** start of Data to use **

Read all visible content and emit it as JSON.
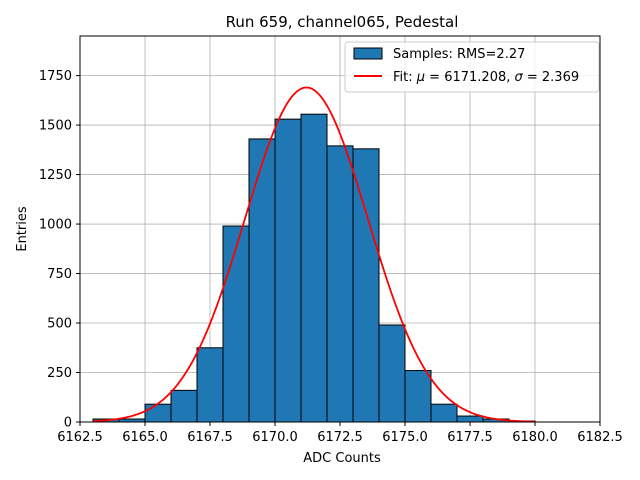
{
  "chart_data": {
    "type": "bar",
    "title": "Run 659, channel065, Pedestal",
    "xlabel": "ADC Counts",
    "ylabel": "Entries",
    "xlim": [
      6162.5,
      6182.5
    ],
    "ylim": [
      0,
      1950
    ],
    "xticks": [
      6162.5,
      6165.0,
      6167.5,
      6170.0,
      6172.5,
      6175.0,
      6177.5,
      6180.0,
      6182.5
    ],
    "xtick_labels": [
      "6162.5",
      "6165.0",
      "6167.5",
      "6170.0",
      "6172.5",
      "6175.0",
      "6177.5",
      "6180.0",
      "6182.5"
    ],
    "yticks": [
      0,
      250,
      500,
      750,
      1000,
      1250,
      1500,
      1750
    ],
    "ytick_labels": [
      "0",
      "250",
      "500",
      "750",
      "1000",
      "1250",
      "1500",
      "1750"
    ],
    "grid": true,
    "legend_position": "top-right",
    "histogram": {
      "name": "Samples: RMS=2.27",
      "color": "#1f77b4",
      "bin_edges": [
        6163,
        6164,
        6165,
        6166,
        6167,
        6168,
        6169,
        6170,
        6171,
        6172,
        6173,
        6174,
        6175,
        6176,
        6177,
        6178,
        6179,
        6180,
        6181,
        6182
      ],
      "counts": [
        15,
        15,
        90,
        160,
        375,
        990,
        1430,
        1530,
        1555,
        1395,
        1380,
        490,
        260,
        90,
        30,
        15,
        5,
        0,
        0
      ]
    },
    "fit": {
      "name": "Fit: μ = 6171.208, σ = 2.369",
      "name_prefix": "Fit: ",
      "mu_symbol": "μ",
      "mu_text": " = 6171.208, ",
      "sigma_symbol": "σ",
      "sigma_text": " = 2.369",
      "color": "#ff0000",
      "mu": 6171.208,
      "sigma": 2.369,
      "amplitude": 1690,
      "x_range": [
        6163,
        6180
      ]
    }
  }
}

** end of Data to use **

→ **Problem to solve**:
Transcribe the records word for word and include no pictures.

→ **Task response**:
Read all visible content and emit it as JSON.
{
  "chart_data": {
    "type": "bar",
    "title": "Run 659, channel065, Pedestal",
    "xlabel": "ADC Counts",
    "ylabel": "Entries",
    "xlim": [
      6162.5,
      6182.5
    ],
    "ylim": [
      0,
      1950
    ],
    "xticks": [
      6162.5,
      6165.0,
      6167.5,
      6170.0,
      6172.5,
      6175.0,
      6177.5,
      6180.0,
      6182.5
    ],
    "xtick_labels": [
      "6162.5",
      "6165.0",
      "6167.5",
      "6170.0",
      "6172.5",
      "6175.0",
      "6177.5",
      "6180.0",
      "6182.5"
    ],
    "yticks": [
      0,
      250,
      500,
      750,
      1000,
      1250,
      1500,
      1750
    ],
    "ytick_labels": [
      "0",
      "250",
      "500",
      "750",
      "1000",
      "1250",
      "1500",
      "1750"
    ],
    "grid": true,
    "legend_position": "top-right",
    "histogram": {
      "name": "Samples: RMS=2.27",
      "color": "#1f77b4",
      "bin_edges": [
        6163,
        6164,
        6165,
        6166,
        6167,
        6168,
        6169,
        6170,
        6171,
        6172,
        6173,
        6174,
        6175,
        6176,
        6177,
        6178,
        6179,
        6180,
        6181,
        6182
      ],
      "counts": [
        15,
        15,
        90,
        160,
        375,
        990,
        1430,
        1530,
        1555,
        1395,
        1380,
        490,
        260,
        90,
        30,
        15,
        5,
        0,
        0
      ]
    },
    "fit": {
      "name": "Fit: μ = 6171.208, σ = 2.369",
      "name_prefix": "Fit: ",
      "mu_symbol": "μ",
      "mu_text": " = 6171.208, ",
      "sigma_symbol": "σ",
      "sigma_text": " = 2.369",
      "color": "#ff0000",
      "mu": 6171.208,
      "sigma": 2.369,
      "amplitude": 1690,
      "x_range": [
        6163,
        6180
      ]
    }
  }
}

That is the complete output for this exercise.